STATED PROBLEM: Every entry below should be repeated exactly; the pictures should not.

[Excerpt from a dataset]
§ §
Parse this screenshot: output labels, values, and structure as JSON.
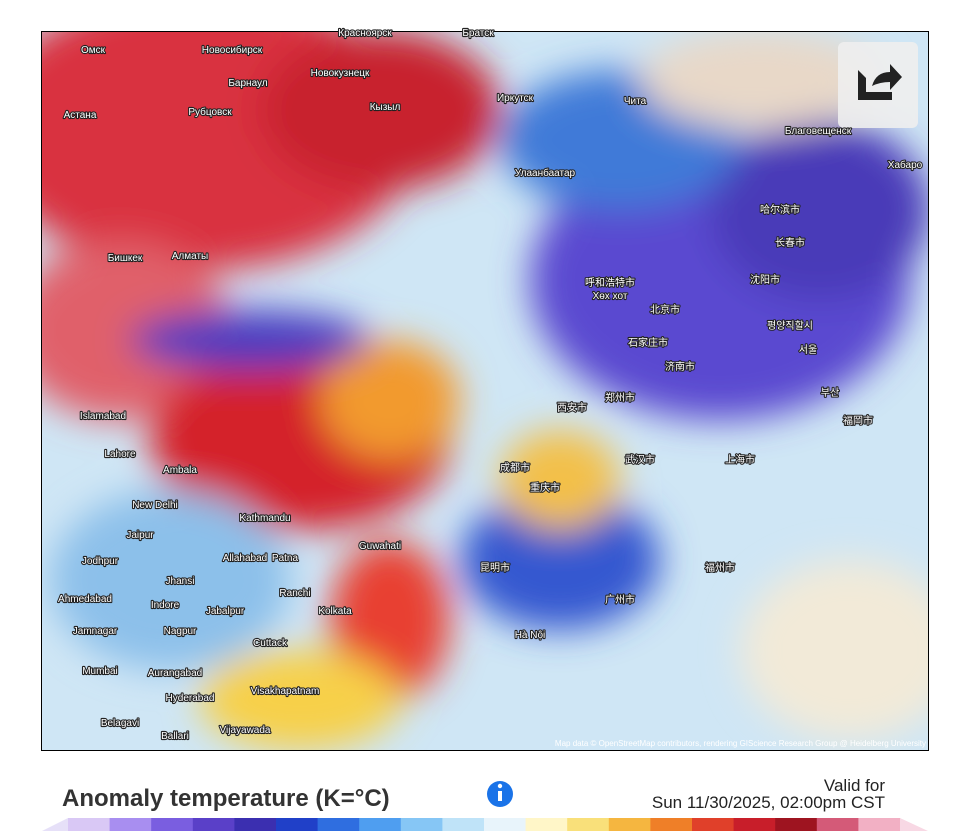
{
  "map": {
    "labels": [
      "Омск",
      "Новосибирск",
      "Красноярск",
      "Братск",
      "Барнаул",
      "Новокузнецк",
      "Астана",
      "Рубцовск",
      "Кызыл",
      "Иркутск",
      "Чита",
      "Благовещенск",
      "Хабаро",
      "Улаанбаатар",
      "Бишкек",
      "Алматы",
      "哈尔滨市",
      "长春市",
      "呼和浩特市",
      "Хөх хот",
      "沈阳市",
      "北京市",
      "평양직할시",
      "石家庄市",
      "서울",
      "济南市",
      "郑州市",
      "西安市",
      "부산",
      "福岡市",
      "上海市",
      "武汉市",
      "重庆市",
      "成都市",
      "Islamabad",
      "Lahore",
      "Ambala",
      "New Delhi",
      "Kathmandu",
      "Jaipur",
      "Guwahati",
      "Jodhpur",
      "Allahabad",
      "Patna",
      "Jhansi",
      "Ranchi",
      "Ahmedabad",
      "Indore",
      "Jabalpur",
      "Kolkata",
      "昆明市",
      "广州市",
      "福州市",
      "Jamnagar",
      "Nagpur",
      "Cuttack",
      "Hà Nội",
      "Mumbai",
      "Aurangabad",
      "Hyderabad",
      "Visakhapatnam",
      "Belagavi",
      "Vijayawada",
      "Ballari"
    ],
    "attribution": "Map data © OpenStreetMap contributors, rendering GIScience Research Group @ Heidelberg University"
  },
  "footer": {
    "title": "Anomaly temperature (K=°C)",
    "valid_for": "Valid for",
    "date": "Sun 11/30/2025, 02:00pm CST"
  }
}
§ §
RESPONSE TO THIS EXERCISE:
Parse this screenshot: output labels, values, and structure as JSON.
{
  "map": {
    "labels": [
      "Омск",
      "Новосибирск",
      "Красноярск",
      "Братск",
      "Барнаул",
      "Новокузнецк",
      "Астана",
      "Рубцовск",
      "Кызыл",
      "Иркутск",
      "Чита",
      "Благовещенск",
      "Хабаро",
      "Улаанбаатар",
      "Бишкек",
      "Алматы",
      "哈尔滨市",
      "长春市",
      "呼和浩特市",
      "Хөх хот",
      "沈阳市",
      "北京市",
      "평양직할시",
      "石家庄市",
      "서울",
      "济南市",
      "郑州市",
      "西安市",
      "부산",
      "福岡市",
      "上海市",
      "武汉市",
      "重庆市",
      "成都市",
      "Islamabad",
      "Lahore",
      "Ambala",
      "New Delhi",
      "Kathmandu",
      "Jaipur",
      "Guwahati",
      "Jodhpur",
      "Allahabad",
      "Patna",
      "Jhansi",
      "Ranchi",
      "Ahmedabad",
      "Indore",
      "Jabalpur",
      "Kolkata",
      "昆明市",
      "广州市",
      "福州市",
      "Jamnagar",
      "Nagpur",
      "Cuttack",
      "Hà Nội",
      "Mumbai",
      "Aurangabad",
      "Hyderabad",
      "Visakhapatnam",
      "Belagavi",
      "Vijayawada",
      "Ballari"
    ],
    "attribution": "Map data © OpenStreetMap contributors, rendering GIScience Research Group @ Heidelberg University"
  },
  "footer": {
    "title": "Anomaly temperature (K=°C)",
    "valid_for": "Valid for",
    "date": "Sun 11/30/2025, 02:00pm CST"
  }
}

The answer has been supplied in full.